> _Set exercise_
Omit the pictures and return every entry exactly as written.

____ Dataset

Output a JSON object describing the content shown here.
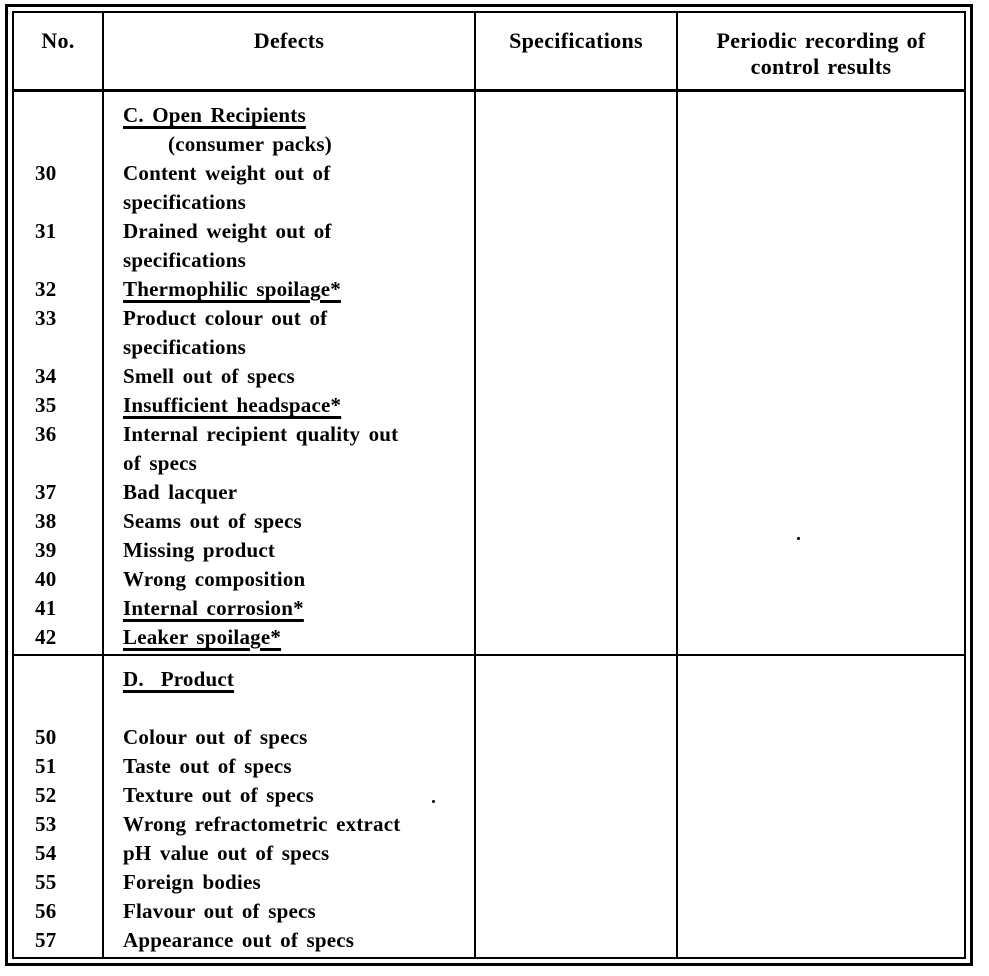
{
  "table": {
    "columns": {
      "no": "No.",
      "defects": "Defects",
      "specifications": "Specifications",
      "periodic": "Periodic recording of control results"
    },
    "sections": [
      {
        "id": "C",
        "lines": [
          {
            "no": "",
            "text": "C. Open Recipients",
            "underline": true
          },
          {
            "no": "",
            "text": "(consumer packs)",
            "indent": true
          },
          {
            "no": "30",
            "text": "Content weight out of"
          },
          {
            "no": "",
            "text": "specifications"
          },
          {
            "no": "31",
            "text": "Drained weight out of"
          },
          {
            "no": "",
            "text": "specifications"
          },
          {
            "no": "32",
            "text": "Thermophilic spoilage*",
            "underline": true
          },
          {
            "no": "33",
            "text": "Product colour out of"
          },
          {
            "no": "",
            "text": "specifications"
          },
          {
            "no": "34",
            "text": "Smell out of specs"
          },
          {
            "no": "35",
            "text": "Insufficient headspace*",
            "underline": true
          },
          {
            "no": "36",
            "text": "Internal recipient quality out"
          },
          {
            "no": "",
            "text": "of specs"
          },
          {
            "no": "37",
            "text": "Bad lacquer"
          },
          {
            "no": "38",
            "text": "Seams out of specs"
          },
          {
            "no": "39",
            "text": "Missing product"
          },
          {
            "no": "40",
            "text": "Wrong composition"
          },
          {
            "no": "41",
            "text": "Internal corrosion*",
            "underline": true
          },
          {
            "no": "42",
            "text": "Leaker spoilage*",
            "underline": true
          }
        ]
      },
      {
        "id": "D",
        "lines": [
          {
            "no": "",
            "text": "D.  Product",
            "underline": true
          },
          {
            "no": "",
            "text": ""
          },
          {
            "no": "50",
            "text": "Colour out of specs"
          },
          {
            "no": "51",
            "text": "Taste out of specs"
          },
          {
            "no": "52",
            "text": "Texture out of specs"
          },
          {
            "no": "53",
            "text": "Wrong refractometric extract"
          },
          {
            "no": "54",
            "text": "pH value out of specs"
          },
          {
            "no": "55",
            "text": "Foreign bodies"
          },
          {
            "no": "56",
            "text": "Flavour out of specs"
          },
          {
            "no": "57",
            "text": "Appearance out of specs"
          }
        ]
      }
    ]
  }
}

________

> _Answer for the task_
Output a JSON object describing the content shown here.
{
  "table": {
    "columns": {
      "no": "No.",
      "defects": "Defects",
      "specifications": "Specifications",
      "periodic": "Periodic recording of control results"
    },
    "sections": [
      {
        "id": "C",
        "lines": [
          {
            "no": "",
            "text": "C. Open Recipients",
            "underline": true
          },
          {
            "no": "",
            "text": "(consumer packs)",
            "indent": true
          },
          {
            "no": "30",
            "text": "Content weight out of"
          },
          {
            "no": "",
            "text": "specifications"
          },
          {
            "no": "31",
            "text": "Drained weight out of"
          },
          {
            "no": "",
            "text": "specifications"
          },
          {
            "no": "32",
            "text": "Thermophilic spoilage*",
            "underline": true
          },
          {
            "no": "33",
            "text": "Product colour out of"
          },
          {
            "no": "",
            "text": "specifications"
          },
          {
            "no": "34",
            "text": "Smell out of specs"
          },
          {
            "no": "35",
            "text": "Insufficient headspace*",
            "underline": true
          },
          {
            "no": "36",
            "text": "Internal recipient quality out"
          },
          {
            "no": "",
            "text": "of specs"
          },
          {
            "no": "37",
            "text": "Bad lacquer"
          },
          {
            "no": "38",
            "text": "Seams out of specs"
          },
          {
            "no": "39",
            "text": "Missing product"
          },
          {
            "no": "40",
            "text": "Wrong composition"
          },
          {
            "no": "41",
            "text": "Internal corrosion*",
            "underline": true
          },
          {
            "no": "42",
            "text": "Leaker spoilage*",
            "underline": true
          }
        ]
      },
      {
        "id": "D",
        "lines": [
          {
            "no": "",
            "text": "D.  Product",
            "underline": true
          },
          {
            "no": "",
            "text": ""
          },
          {
            "no": "50",
            "text": "Colour out of specs"
          },
          {
            "no": "51",
            "text": "Taste out of specs"
          },
          {
            "no": "52",
            "text": "Texture out of specs"
          },
          {
            "no": "53",
            "text": "Wrong refractometric extract"
          },
          {
            "no": "54",
            "text": "pH value out of specs"
          },
          {
            "no": "55",
            "text": "Foreign bodies"
          },
          {
            "no": "56",
            "text": "Flavour out of specs"
          },
          {
            "no": "57",
            "text": "Appearance out of specs"
          }
        ]
      }
    ]
  }
}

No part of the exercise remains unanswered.